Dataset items
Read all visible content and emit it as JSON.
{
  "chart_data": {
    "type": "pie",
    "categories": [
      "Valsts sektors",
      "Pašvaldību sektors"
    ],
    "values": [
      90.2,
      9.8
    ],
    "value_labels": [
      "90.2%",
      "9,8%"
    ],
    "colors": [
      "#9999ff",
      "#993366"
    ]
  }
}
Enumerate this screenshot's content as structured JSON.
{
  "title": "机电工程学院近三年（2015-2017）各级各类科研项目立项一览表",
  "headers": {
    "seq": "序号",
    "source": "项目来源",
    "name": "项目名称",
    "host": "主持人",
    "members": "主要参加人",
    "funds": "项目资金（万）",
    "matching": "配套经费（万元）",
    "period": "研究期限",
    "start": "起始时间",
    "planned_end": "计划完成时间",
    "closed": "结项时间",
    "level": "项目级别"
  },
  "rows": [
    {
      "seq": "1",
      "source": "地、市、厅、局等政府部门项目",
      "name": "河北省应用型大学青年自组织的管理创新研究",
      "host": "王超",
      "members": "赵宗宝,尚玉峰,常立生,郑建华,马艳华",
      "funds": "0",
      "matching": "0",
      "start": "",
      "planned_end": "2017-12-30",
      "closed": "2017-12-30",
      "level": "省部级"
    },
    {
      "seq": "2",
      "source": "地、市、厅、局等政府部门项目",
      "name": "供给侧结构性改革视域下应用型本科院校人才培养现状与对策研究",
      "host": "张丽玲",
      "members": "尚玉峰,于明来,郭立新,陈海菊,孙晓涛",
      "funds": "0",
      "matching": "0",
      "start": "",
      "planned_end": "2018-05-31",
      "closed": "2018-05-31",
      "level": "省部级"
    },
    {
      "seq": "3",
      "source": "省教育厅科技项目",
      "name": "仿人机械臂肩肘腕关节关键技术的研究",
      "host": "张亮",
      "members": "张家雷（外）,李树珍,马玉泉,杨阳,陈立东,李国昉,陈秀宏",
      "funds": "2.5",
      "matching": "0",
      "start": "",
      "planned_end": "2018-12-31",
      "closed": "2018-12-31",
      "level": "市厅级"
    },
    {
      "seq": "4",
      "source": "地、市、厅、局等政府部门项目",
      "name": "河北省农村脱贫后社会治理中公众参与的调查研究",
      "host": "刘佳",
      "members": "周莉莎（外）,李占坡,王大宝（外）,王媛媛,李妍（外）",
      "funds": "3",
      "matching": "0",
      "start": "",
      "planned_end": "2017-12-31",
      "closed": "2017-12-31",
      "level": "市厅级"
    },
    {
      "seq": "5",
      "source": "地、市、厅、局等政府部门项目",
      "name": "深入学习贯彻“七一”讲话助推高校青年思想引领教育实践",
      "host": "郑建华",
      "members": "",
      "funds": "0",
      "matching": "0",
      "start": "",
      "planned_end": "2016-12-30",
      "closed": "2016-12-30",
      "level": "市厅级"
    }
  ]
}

→ Prompt: Your answer should be a single number: the count of lines in the material above that contain "closed".

→ Solution to this problem: 6